*Source document*.
----------

HOPPERS
STOPPERS
Rear
Service Brake and Handbrake Conversion sets for 78/79 series Landcruiser
These
new rear brake assemblies are a bolt on replacement for the original type,
noting that the handbrake mechanism is totally removed from the rear and now
acts on the tail shaft at the gearbox transfer case.
For
best results before fitting new rear brakes sets ensure that the vehicles front
brakes are in good working order, calipers not seized, and the rear
proportioning valve functioning correctly.
1/ Raise the vehicle on a Hoist or place on jackstands
at approved jacking points. If in doubt consult the Original Owners Manual for
details.
Never work on a vehicle that has not been raised in a
safe manner.
2/ Ensure the handbrake is fully off. Remove rear
wheels, then undo the six nuts and collets retaining the axle shaft to the end
of the hub and remove the axle. Use extractor bolts in the end of the axle as
required.

3/ Undo
the caliper, disconnect the brake hose at the backing plate and remove it from
the vehicle. Slip the disc rotor off the hub. If rusted on, soak the centre
with WD40 or similar and hit with a suitable hammer behind the rotor face
tapping and rotating until the rotor comes off.
4/
Remove the locking screws inside the hub and undo the wheel bearing centre
ring. Remove the hub assembly complete with bearings from the axle tube end.

5/
Disconnect the handbrake cable clevis pins at the levers just outside the
backing plates. Undo the four nuts holding each backing plate/handbrake
assembly and remove the backing plates with handbrake parts still in place.
6/ Clean the axle end tube areas in preparation for
installation of the new brake sets
Installation of new rear
brakes.

1/ Fit
the new 12mm thick caliper mounting plate to the axle-housing end, noting that
the caliper is now mounted to the rear. This mounting plate is
the same both sides but with studs preinstalled to make left and right units.
Torque the nyloc nuts to 100 NM.

----------

*The request*. In the rear brake conversion instructions, where does the handbrake act once the new assemblies are fitted?

*Collected data*.

----------

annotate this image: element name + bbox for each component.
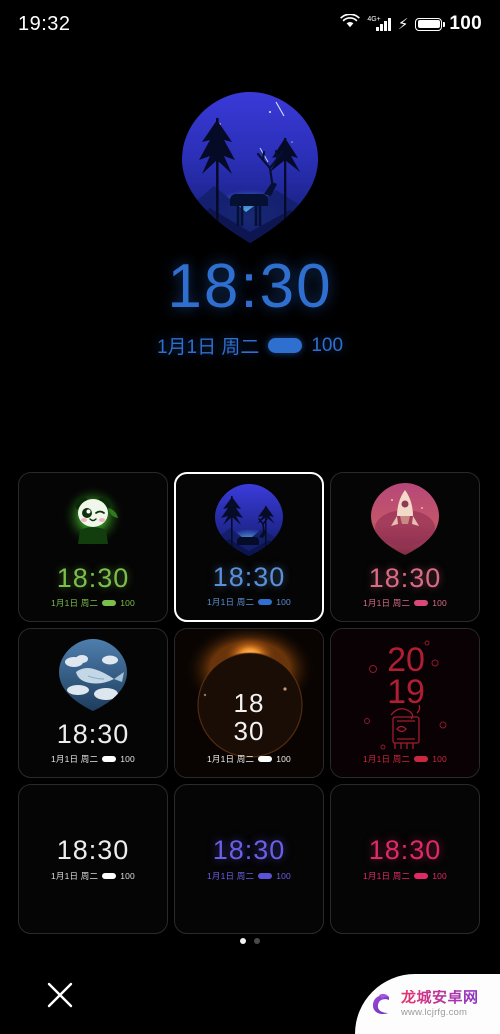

----------

*Problem solution*. On the tail shaft at the gearbox transfer case.